- THE REQUEST:
Check every line below for the word "unusual" and copy each one that has it.

start RECORDS SUPPLIED

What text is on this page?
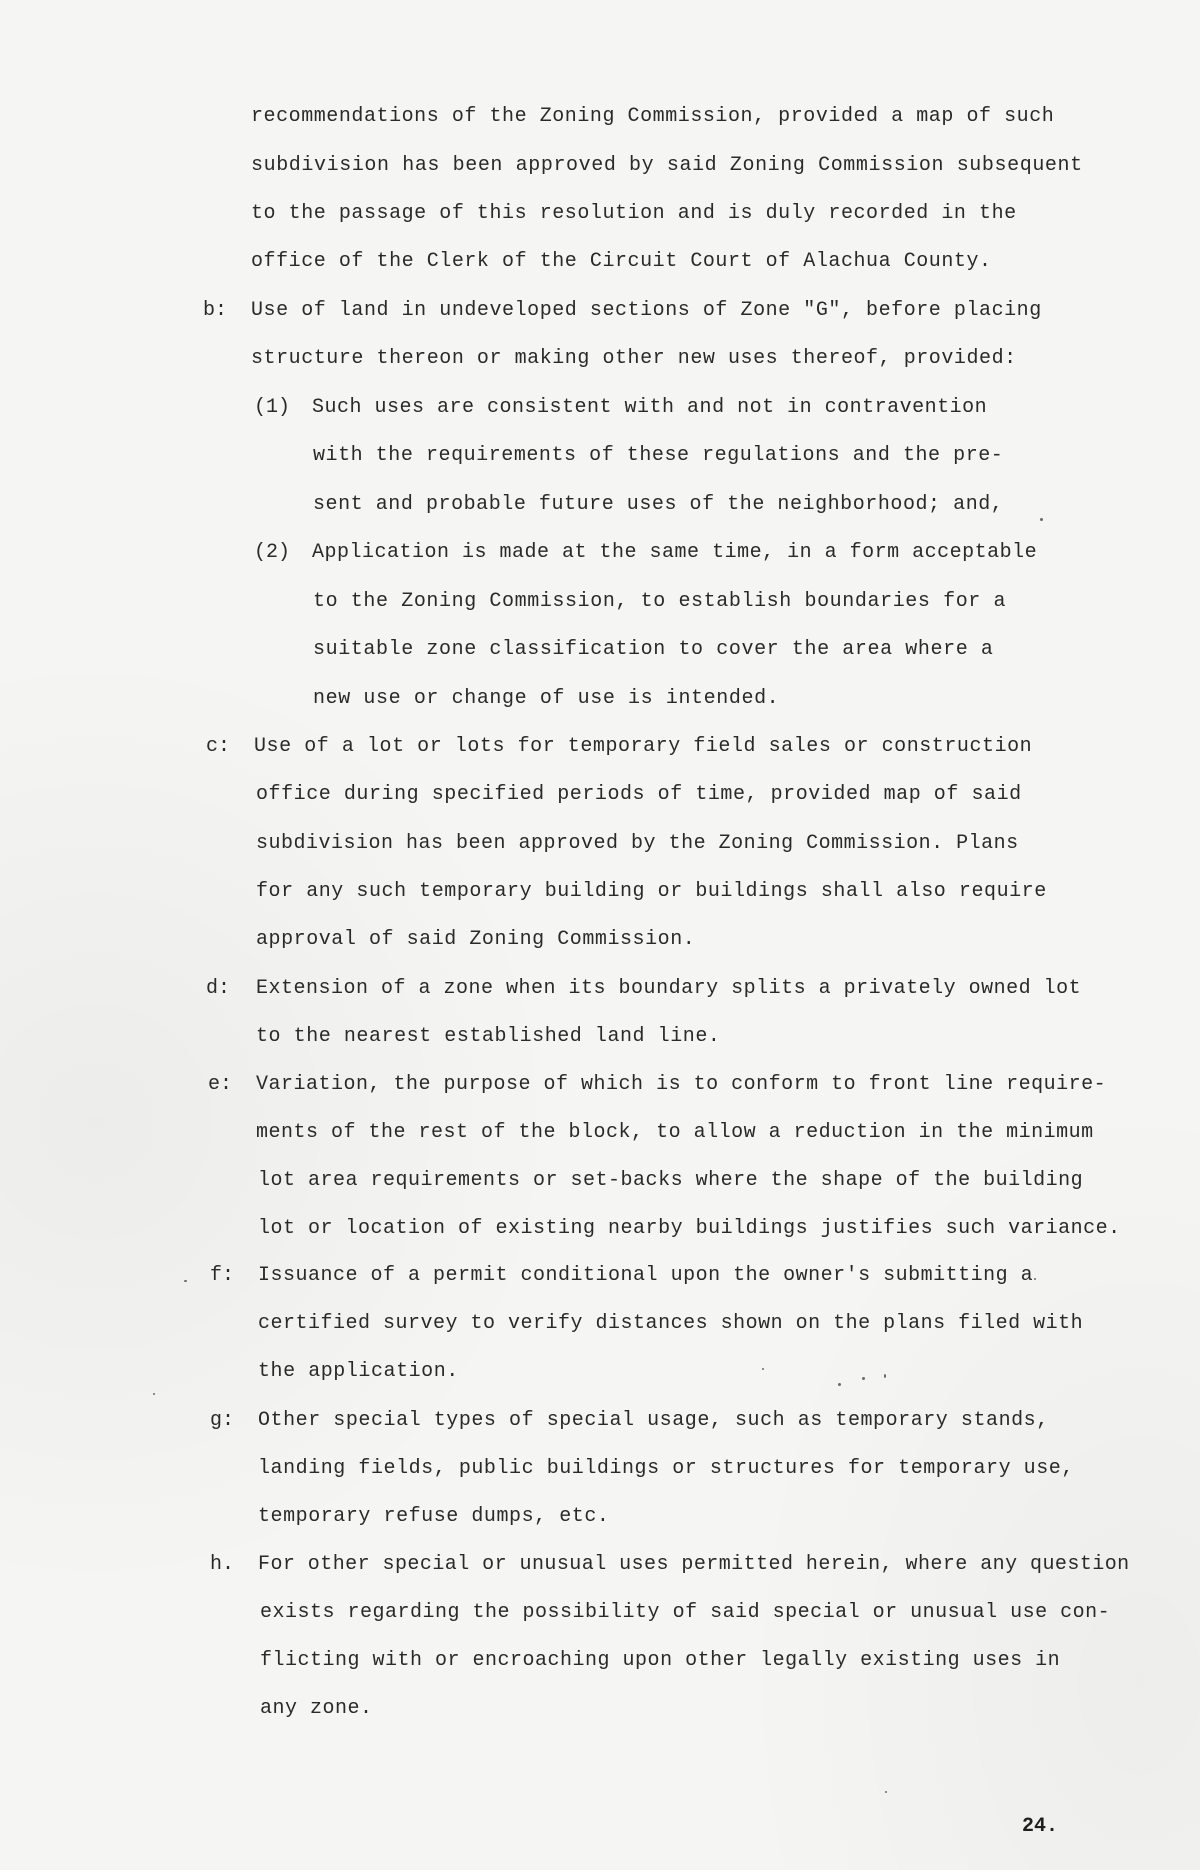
recommendations of the Zoning Commission, provided a map of such
subdivision has been approved by said Zoning Commission subsequent
to the passage of this resolution and is duly recorded in the
office of the Clerk of the Circuit Court of Alachua County.
b: Use of land in undeveloped sections of Zone "G", before placing
structure thereon or making other new uses thereof, provided:
(1) Such uses are consistent with and not in contravention
with the requirements of these regulations and the pre-
sent and probable future uses of the neighborhood; and,
(2) Application is made at the same time, in a form acceptable
to the Zoning Commission, to establish boundaries for a
suitable zone classification to cover the area where a
new use or change of use is intended.
c: Use of a lot or lots for temporary field sales or construction
office during specified periods of time, provided map of said
subdivision has been approved by the Zoning Commission. Plans
for any such temporary building or buildings shall also require
approval of said Zoning Commission.
d: Extension of a zone when its boundary splits a privately owned lot
to the nearest established land line.
e: Variation, the purpose of which is to conform to front line require-
ments of the rest of the block, to allow a reduction in the minimum
lot area requirements or set-backs where the shape of the building
lot or location of existing nearby buildings justifies such variance.
f: Issuance of a permit conditional upon the owner's submitting a
certified survey to verify distances shown on the plans filed with
the application.
g: Other special types of special usage, such as temporary stands,
landing fields, public buildings or structures for temporary use,
temporary refuse dumps, etc.
h. For other special or unusual uses permitted herein, where any question
exists regarding the possibility of said special or unusual use con-
flicting with or encroaching upon other legally existing uses in
any zone.
24.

end RECORDS SUPPLIED

- COMPLETE ANSWER:
h. For other special or unusual uses permitted herein, where any question
exists regarding the possibility of said special or unusual use con-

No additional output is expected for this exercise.